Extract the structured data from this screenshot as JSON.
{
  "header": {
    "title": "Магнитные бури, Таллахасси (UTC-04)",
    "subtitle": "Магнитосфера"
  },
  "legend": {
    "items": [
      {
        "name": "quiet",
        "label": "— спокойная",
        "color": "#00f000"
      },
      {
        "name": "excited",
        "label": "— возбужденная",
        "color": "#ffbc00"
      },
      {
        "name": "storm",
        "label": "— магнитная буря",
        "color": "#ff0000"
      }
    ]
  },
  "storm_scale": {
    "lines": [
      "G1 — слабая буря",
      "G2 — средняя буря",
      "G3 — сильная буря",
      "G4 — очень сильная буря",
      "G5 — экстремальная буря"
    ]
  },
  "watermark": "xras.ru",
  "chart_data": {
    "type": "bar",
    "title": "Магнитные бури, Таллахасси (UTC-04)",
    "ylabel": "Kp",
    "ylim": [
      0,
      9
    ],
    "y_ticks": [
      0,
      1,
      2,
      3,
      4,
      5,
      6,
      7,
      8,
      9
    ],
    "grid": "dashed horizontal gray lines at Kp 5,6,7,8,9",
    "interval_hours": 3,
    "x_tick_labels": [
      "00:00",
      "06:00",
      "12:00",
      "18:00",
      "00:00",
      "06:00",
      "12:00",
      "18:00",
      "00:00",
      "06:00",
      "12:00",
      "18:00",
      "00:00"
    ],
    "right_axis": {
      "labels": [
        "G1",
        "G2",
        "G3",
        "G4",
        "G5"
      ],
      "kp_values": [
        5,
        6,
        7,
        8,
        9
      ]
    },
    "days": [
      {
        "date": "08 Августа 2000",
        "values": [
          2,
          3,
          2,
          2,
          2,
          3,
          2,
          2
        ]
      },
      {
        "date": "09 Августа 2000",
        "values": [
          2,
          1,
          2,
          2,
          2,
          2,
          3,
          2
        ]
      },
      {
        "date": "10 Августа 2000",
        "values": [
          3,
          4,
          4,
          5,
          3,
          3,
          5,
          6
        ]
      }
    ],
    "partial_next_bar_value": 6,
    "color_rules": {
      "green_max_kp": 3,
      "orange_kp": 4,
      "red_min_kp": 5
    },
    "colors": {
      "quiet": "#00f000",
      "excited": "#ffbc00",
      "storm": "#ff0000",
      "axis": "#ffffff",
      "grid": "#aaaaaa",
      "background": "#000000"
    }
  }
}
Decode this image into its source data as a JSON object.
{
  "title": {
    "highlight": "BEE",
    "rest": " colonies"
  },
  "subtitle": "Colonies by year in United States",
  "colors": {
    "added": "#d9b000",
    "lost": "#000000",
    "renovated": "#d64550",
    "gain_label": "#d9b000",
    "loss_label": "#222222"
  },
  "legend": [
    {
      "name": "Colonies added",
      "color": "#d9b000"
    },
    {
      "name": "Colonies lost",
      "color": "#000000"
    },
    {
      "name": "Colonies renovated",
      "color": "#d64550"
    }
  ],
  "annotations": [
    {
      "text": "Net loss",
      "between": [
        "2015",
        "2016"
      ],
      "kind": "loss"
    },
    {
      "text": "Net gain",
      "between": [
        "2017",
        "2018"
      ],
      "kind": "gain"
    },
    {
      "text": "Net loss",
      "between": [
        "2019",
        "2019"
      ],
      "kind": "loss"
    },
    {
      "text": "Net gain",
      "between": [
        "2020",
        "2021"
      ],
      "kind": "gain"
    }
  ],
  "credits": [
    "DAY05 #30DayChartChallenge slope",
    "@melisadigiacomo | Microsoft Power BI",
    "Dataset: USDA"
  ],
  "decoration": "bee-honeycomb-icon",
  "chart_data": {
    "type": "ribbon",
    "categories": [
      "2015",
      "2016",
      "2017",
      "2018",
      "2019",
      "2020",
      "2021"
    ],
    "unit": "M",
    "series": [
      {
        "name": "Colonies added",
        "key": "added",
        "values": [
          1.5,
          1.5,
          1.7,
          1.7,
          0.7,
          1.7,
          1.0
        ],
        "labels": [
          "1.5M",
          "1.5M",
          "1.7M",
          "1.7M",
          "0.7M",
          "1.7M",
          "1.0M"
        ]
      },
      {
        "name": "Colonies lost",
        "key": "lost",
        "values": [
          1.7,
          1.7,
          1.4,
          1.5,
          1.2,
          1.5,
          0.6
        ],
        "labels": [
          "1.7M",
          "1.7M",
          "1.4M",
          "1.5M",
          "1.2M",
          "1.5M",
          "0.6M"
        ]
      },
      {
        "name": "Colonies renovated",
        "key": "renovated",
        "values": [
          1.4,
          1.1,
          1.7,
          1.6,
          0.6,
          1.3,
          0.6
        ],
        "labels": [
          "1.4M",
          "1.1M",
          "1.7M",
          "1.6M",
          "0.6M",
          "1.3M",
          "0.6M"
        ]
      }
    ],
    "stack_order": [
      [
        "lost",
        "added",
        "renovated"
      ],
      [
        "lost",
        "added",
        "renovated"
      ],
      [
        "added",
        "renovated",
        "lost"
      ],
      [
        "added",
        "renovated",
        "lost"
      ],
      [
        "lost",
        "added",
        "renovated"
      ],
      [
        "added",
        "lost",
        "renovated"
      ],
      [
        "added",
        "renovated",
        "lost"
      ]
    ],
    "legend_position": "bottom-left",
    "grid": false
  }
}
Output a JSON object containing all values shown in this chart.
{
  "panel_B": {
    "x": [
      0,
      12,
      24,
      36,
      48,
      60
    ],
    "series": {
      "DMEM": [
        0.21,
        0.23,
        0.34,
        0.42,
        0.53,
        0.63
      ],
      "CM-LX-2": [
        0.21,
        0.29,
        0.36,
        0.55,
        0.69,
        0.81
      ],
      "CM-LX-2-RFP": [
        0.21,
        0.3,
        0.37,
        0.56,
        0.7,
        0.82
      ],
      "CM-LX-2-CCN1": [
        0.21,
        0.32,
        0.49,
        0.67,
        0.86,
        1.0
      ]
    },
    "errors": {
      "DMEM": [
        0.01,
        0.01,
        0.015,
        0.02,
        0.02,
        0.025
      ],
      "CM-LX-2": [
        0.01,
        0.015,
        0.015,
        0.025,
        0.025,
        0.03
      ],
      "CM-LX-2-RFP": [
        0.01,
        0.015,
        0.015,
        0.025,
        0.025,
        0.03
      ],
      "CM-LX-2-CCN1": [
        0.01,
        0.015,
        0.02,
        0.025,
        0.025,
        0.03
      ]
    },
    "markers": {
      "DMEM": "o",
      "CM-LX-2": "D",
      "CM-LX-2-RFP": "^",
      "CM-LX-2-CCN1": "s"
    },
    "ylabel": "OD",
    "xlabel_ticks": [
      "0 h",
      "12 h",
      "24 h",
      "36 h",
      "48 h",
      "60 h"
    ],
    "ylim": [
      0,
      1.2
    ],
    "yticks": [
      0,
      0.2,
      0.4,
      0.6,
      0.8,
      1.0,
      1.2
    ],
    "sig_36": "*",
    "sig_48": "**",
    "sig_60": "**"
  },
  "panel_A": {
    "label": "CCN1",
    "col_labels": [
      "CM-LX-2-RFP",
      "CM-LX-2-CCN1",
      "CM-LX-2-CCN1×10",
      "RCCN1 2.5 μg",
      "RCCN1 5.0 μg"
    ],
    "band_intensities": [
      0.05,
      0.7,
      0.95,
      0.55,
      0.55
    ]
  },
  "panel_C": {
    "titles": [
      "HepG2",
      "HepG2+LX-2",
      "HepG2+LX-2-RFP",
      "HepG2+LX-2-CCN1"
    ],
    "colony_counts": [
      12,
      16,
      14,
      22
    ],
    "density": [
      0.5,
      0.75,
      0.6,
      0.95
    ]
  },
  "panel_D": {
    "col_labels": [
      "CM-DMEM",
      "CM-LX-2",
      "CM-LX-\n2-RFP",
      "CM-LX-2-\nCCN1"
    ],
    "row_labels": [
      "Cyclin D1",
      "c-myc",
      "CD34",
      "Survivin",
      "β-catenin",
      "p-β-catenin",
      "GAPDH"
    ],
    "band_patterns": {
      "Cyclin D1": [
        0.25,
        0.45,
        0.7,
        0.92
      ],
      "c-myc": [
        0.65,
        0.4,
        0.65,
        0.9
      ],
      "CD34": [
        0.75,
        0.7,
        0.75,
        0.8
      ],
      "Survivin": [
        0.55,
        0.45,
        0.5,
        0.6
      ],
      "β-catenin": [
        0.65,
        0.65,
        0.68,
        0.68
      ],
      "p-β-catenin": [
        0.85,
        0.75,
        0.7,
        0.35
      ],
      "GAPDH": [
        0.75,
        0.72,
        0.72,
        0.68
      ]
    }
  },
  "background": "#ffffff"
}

----------

For the data above, state only how many lines include the word "date".

Correct response:
3